GIVEN EXERCISE: Please report every line from the material that contains the word "пособие".

EXTRACTED RECORDS:
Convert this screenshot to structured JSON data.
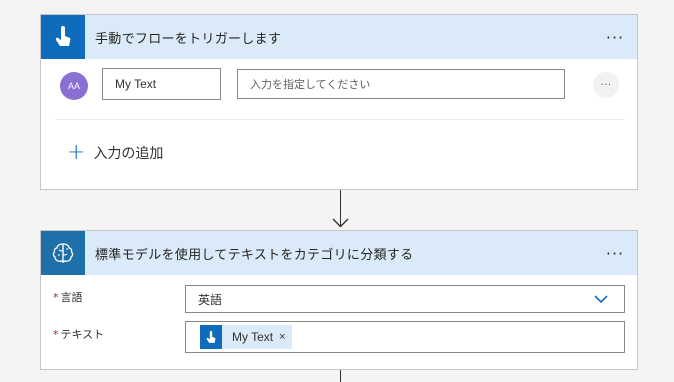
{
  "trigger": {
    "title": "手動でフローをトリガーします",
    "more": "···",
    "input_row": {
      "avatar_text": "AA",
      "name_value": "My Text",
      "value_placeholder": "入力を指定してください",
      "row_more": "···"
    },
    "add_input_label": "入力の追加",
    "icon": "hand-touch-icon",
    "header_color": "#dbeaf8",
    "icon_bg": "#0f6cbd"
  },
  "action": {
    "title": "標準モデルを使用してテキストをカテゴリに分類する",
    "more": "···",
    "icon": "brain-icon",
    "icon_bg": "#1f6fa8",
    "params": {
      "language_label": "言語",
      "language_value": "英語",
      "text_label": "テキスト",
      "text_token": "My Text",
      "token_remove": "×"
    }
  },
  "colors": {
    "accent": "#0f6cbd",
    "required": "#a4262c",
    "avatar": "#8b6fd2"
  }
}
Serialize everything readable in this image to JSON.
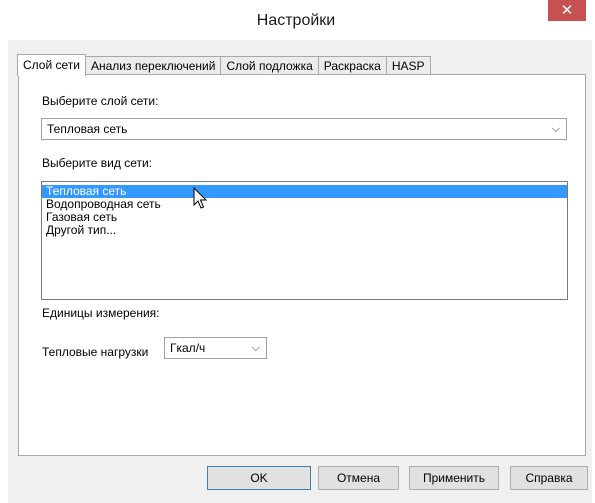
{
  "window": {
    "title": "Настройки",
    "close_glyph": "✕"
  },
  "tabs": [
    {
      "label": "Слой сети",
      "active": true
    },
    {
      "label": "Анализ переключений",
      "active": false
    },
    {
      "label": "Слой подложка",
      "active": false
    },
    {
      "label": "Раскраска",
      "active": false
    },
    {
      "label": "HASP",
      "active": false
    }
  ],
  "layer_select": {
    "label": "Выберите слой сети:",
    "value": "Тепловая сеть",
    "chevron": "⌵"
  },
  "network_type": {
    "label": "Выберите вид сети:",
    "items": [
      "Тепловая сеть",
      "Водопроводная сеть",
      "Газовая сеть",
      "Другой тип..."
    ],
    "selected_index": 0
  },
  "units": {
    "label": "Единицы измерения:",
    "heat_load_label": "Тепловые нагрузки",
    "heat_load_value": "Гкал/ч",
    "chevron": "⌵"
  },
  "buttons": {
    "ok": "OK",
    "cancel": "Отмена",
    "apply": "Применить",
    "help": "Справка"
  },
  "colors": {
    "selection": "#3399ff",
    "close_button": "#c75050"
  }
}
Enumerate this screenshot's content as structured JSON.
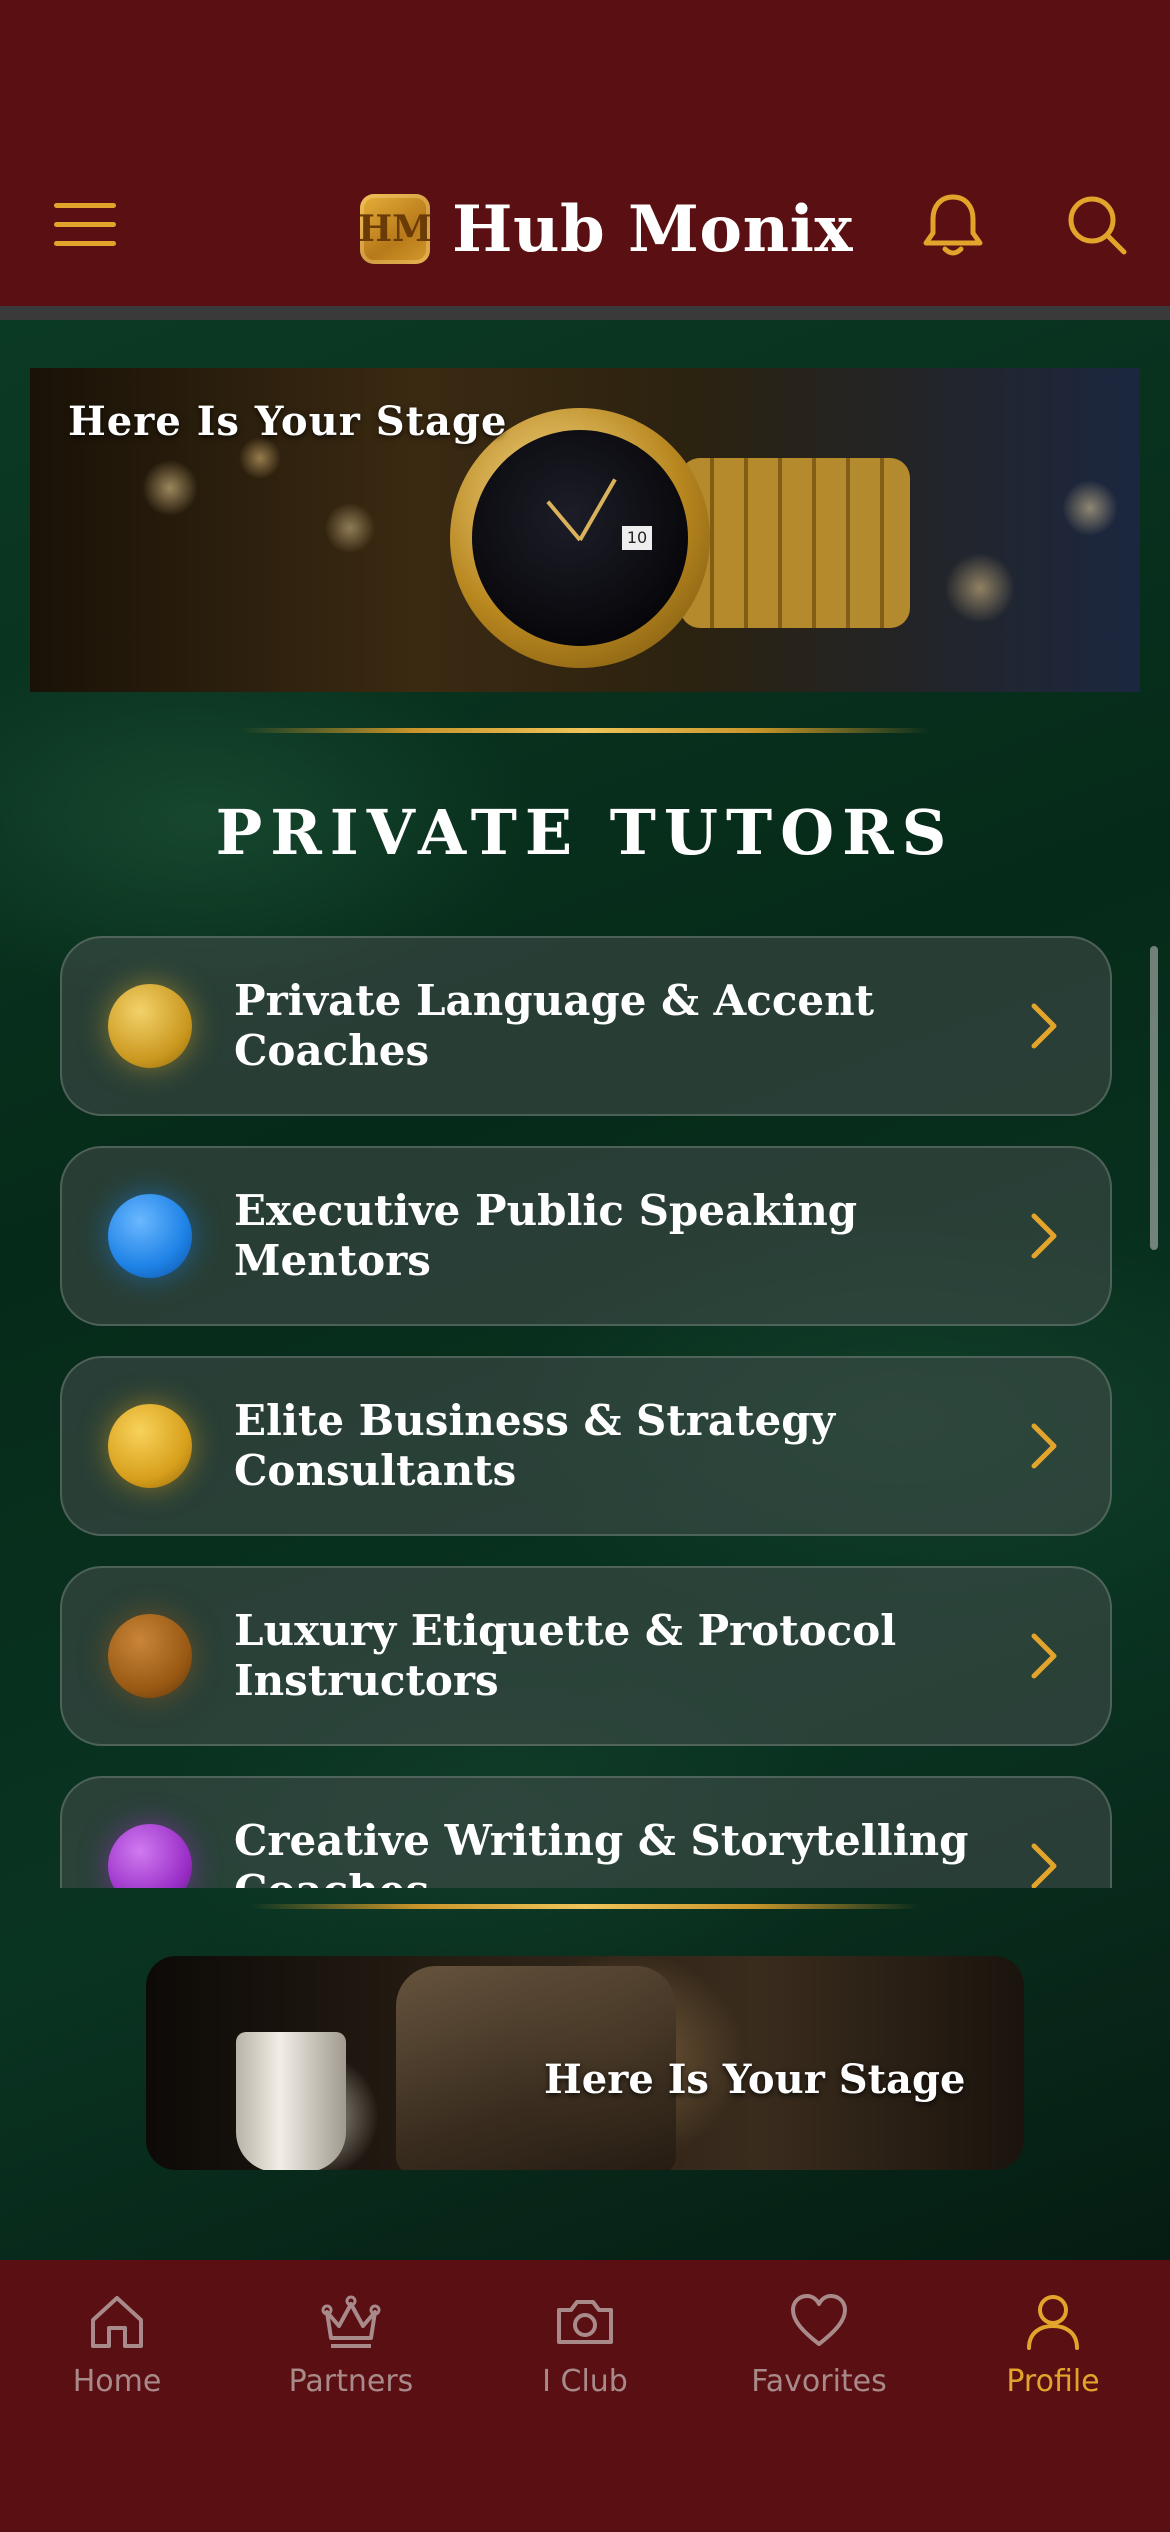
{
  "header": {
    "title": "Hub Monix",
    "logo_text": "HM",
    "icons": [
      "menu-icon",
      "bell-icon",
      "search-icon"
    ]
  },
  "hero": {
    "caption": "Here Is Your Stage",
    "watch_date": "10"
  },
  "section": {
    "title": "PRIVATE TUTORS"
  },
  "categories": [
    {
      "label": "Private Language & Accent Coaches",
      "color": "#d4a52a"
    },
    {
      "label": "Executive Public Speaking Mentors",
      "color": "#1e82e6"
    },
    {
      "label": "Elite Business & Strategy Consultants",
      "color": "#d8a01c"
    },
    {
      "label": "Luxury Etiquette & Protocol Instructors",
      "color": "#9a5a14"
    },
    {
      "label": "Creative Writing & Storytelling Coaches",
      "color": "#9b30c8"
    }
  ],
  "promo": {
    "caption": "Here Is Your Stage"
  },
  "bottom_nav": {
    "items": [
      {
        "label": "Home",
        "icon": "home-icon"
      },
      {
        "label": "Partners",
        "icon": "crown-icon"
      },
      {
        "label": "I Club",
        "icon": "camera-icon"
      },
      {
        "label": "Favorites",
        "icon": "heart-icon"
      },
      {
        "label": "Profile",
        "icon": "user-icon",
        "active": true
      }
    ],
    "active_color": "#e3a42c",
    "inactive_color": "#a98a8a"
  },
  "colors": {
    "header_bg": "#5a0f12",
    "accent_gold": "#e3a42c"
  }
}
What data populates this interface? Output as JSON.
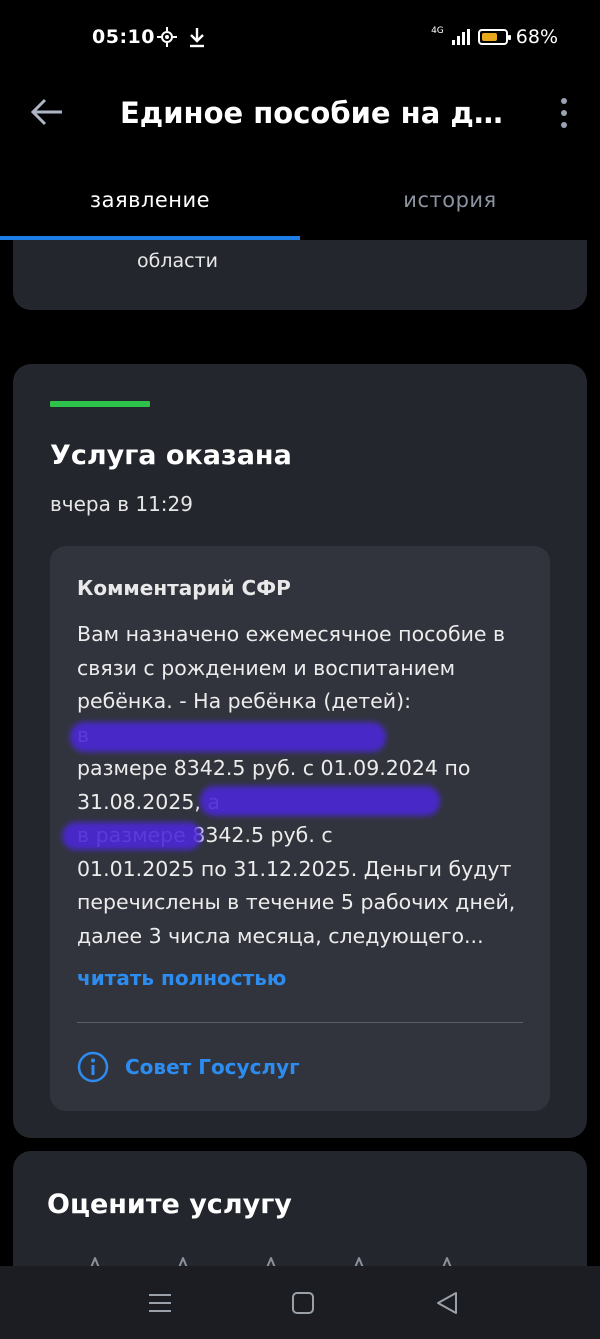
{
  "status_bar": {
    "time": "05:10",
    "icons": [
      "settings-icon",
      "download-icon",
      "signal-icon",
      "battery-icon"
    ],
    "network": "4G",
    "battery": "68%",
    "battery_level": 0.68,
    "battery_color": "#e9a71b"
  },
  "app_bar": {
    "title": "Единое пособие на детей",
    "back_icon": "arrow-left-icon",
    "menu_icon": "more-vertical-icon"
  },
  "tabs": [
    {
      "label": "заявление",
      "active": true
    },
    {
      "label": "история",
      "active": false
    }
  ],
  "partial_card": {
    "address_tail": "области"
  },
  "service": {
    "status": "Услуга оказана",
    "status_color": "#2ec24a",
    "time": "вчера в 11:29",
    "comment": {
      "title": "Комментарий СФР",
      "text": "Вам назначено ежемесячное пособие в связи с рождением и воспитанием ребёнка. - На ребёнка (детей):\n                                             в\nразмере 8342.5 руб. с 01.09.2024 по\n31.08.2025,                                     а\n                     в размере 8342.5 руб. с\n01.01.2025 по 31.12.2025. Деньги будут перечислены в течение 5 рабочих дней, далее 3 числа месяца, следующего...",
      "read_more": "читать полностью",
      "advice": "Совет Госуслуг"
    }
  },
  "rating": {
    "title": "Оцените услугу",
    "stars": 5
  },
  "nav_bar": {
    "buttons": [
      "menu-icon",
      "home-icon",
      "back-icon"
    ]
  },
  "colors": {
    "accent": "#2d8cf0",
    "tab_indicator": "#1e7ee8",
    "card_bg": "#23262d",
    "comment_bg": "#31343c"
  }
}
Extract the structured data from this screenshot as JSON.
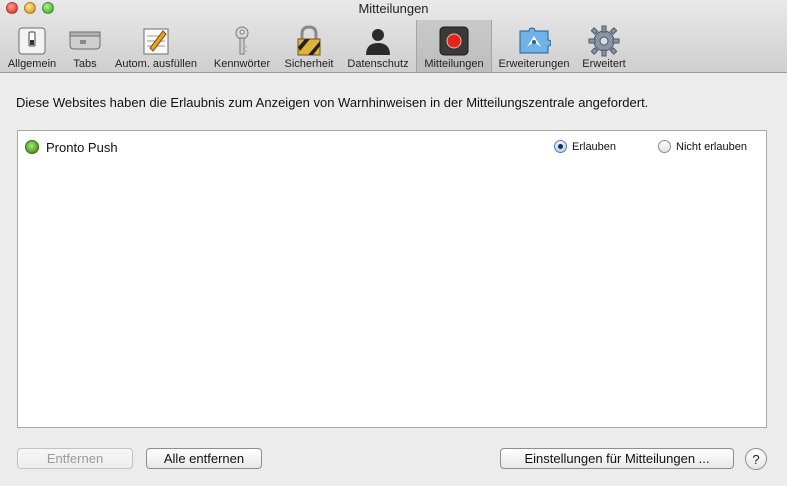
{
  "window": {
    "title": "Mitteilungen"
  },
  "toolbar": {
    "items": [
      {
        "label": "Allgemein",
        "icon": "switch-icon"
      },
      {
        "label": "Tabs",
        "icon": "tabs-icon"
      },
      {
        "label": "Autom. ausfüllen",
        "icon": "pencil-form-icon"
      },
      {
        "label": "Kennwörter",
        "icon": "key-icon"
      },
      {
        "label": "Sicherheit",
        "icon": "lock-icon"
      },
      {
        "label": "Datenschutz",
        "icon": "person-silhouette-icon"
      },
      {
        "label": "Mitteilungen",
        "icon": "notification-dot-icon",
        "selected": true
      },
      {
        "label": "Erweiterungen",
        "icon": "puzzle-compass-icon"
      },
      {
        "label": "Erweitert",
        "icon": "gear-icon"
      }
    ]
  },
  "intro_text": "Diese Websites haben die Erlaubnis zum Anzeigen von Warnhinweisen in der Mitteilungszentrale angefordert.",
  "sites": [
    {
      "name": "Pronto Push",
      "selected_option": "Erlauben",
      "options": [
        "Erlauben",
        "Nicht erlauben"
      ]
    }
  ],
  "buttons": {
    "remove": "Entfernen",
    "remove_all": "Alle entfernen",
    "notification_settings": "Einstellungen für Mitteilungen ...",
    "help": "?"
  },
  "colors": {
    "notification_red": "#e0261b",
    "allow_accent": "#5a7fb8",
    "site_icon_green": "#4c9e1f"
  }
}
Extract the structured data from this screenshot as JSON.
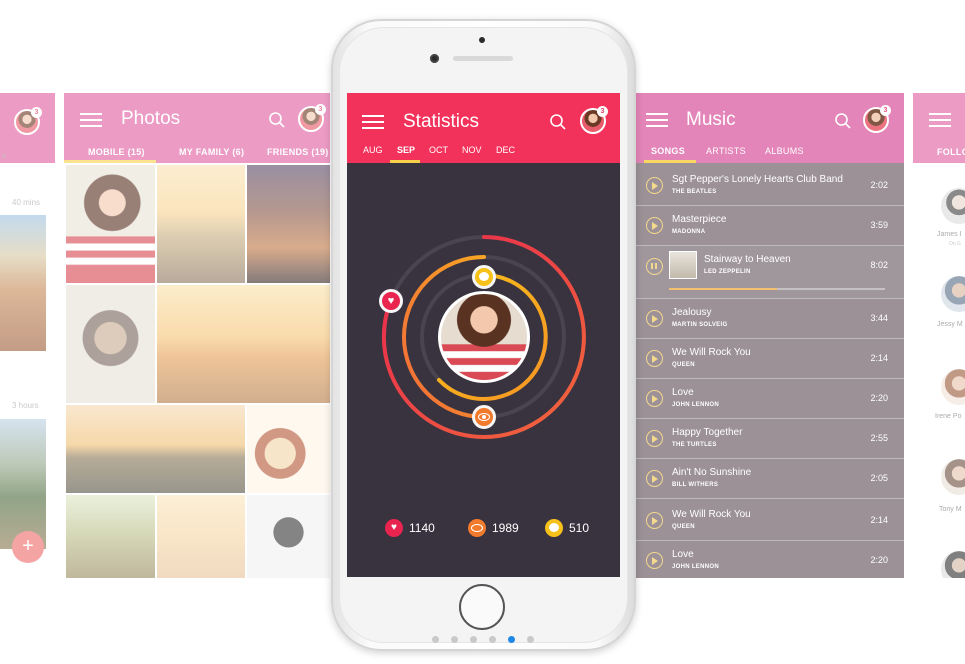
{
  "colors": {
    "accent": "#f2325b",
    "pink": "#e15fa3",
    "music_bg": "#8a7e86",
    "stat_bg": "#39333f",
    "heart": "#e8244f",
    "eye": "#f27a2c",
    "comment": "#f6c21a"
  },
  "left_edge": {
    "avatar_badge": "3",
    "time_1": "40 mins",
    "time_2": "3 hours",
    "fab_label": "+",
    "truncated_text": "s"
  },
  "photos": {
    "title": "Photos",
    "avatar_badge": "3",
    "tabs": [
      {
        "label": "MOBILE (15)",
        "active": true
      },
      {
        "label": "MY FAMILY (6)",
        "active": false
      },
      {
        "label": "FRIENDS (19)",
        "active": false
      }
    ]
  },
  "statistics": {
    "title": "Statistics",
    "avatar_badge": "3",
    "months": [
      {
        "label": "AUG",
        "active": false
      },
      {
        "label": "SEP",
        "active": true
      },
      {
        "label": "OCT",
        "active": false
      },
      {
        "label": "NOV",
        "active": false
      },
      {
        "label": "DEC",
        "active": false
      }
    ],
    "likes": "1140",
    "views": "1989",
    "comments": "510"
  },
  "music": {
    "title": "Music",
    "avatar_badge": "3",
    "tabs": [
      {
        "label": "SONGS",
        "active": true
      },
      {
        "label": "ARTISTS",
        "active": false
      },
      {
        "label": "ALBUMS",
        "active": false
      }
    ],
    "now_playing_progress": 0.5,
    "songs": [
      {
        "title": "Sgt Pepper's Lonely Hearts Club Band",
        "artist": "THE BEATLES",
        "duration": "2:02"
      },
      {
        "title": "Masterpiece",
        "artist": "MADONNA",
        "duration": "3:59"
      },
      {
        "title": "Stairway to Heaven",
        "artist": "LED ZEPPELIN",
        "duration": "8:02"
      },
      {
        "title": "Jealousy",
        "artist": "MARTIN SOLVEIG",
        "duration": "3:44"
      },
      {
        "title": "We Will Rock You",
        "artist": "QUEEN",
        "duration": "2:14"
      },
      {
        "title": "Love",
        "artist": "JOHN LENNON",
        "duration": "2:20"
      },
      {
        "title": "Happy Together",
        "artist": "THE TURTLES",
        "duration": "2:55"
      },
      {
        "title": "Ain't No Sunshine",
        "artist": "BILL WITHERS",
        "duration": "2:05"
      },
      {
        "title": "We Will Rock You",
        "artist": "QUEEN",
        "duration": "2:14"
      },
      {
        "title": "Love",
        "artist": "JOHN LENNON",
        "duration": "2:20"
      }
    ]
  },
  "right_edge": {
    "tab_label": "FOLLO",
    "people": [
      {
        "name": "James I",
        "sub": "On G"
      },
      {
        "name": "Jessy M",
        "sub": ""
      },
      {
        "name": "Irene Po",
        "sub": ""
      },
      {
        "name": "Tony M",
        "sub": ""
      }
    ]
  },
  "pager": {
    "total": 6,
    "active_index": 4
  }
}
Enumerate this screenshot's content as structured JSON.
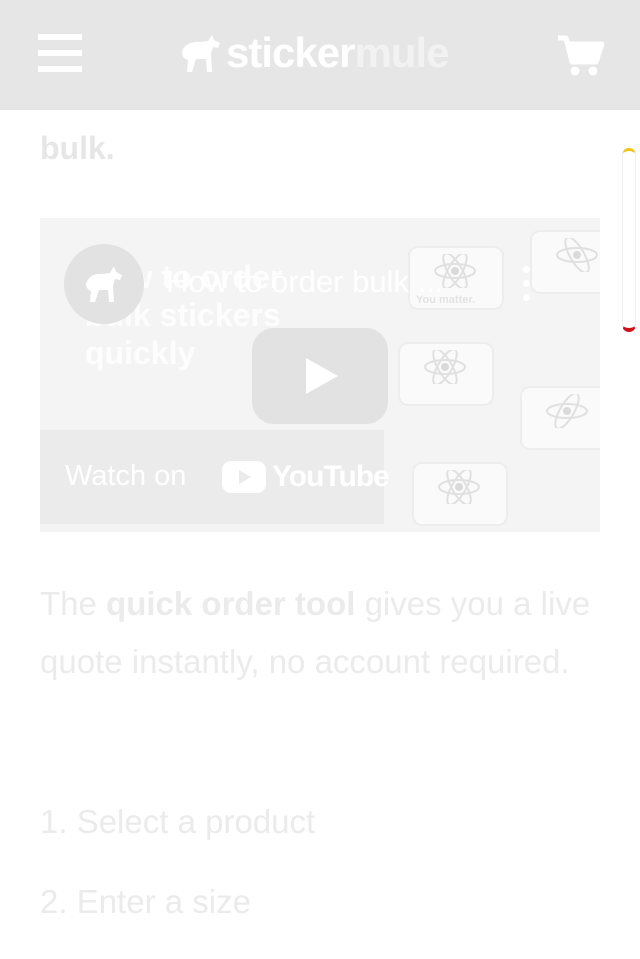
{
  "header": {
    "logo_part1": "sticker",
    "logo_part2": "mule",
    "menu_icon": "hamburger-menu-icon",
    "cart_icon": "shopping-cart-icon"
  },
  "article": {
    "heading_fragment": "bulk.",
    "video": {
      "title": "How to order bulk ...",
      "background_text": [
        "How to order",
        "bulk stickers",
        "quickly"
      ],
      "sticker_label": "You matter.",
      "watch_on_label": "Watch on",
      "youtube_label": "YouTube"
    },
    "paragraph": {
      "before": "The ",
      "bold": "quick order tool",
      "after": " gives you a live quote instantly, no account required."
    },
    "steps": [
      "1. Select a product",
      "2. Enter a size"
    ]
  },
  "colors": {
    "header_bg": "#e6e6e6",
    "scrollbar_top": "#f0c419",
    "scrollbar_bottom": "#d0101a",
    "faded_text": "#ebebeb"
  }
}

COMPLETE OUTPUT:
    "title": "Единое пособие на детей",
      "text": "Вам назначено ежемесячное пособие в связи с рождением и воспитанием ребёнка. - На ребёнка (детей):\n                                             в\nразмере 8342.5 руб. с 01.09.2024 по\n31.08.2025,                                     а\n                     в размере 8342.5 руб. с\n01.01.2025 по 31.12.2025. Деньги будут перечислены в течение 5 рабочих дней, далее 3 числа месяца, следующего...",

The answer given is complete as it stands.